## Exercise requirements
Omit the pictures, please, and give each record below again exactly.
— start of Data supplied —
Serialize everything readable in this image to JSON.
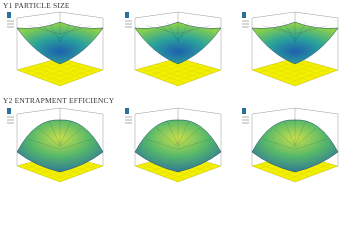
{
  "sections": [
    {
      "title": "Y1 PARTICLE SIZE"
    },
    {
      "title": "Y2 ENTRAPMENT EFFICIENCY"
    }
  ]
}
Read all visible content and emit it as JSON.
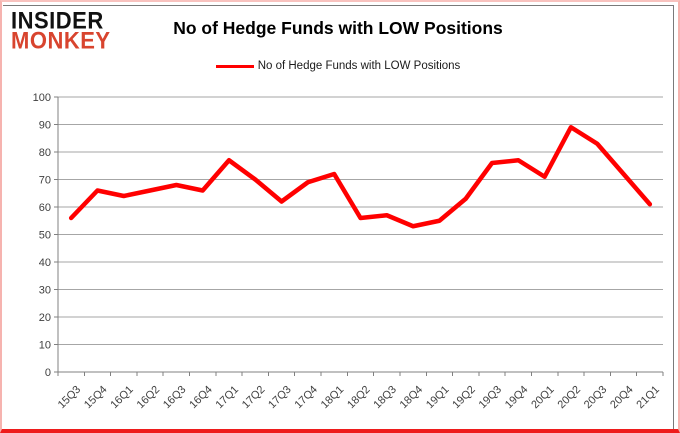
— end of Data supplied —
## Output below
Serialize everything readable in this image to JSON.
{
  "sections": [
    {
      "title": "Y1 PARTICLE SIZE"
    },
    {
      "title": "Y2 ENTRAPMENT EFFICIENCY"
    }
  ]
}
Read all visible content and emit it as JSON.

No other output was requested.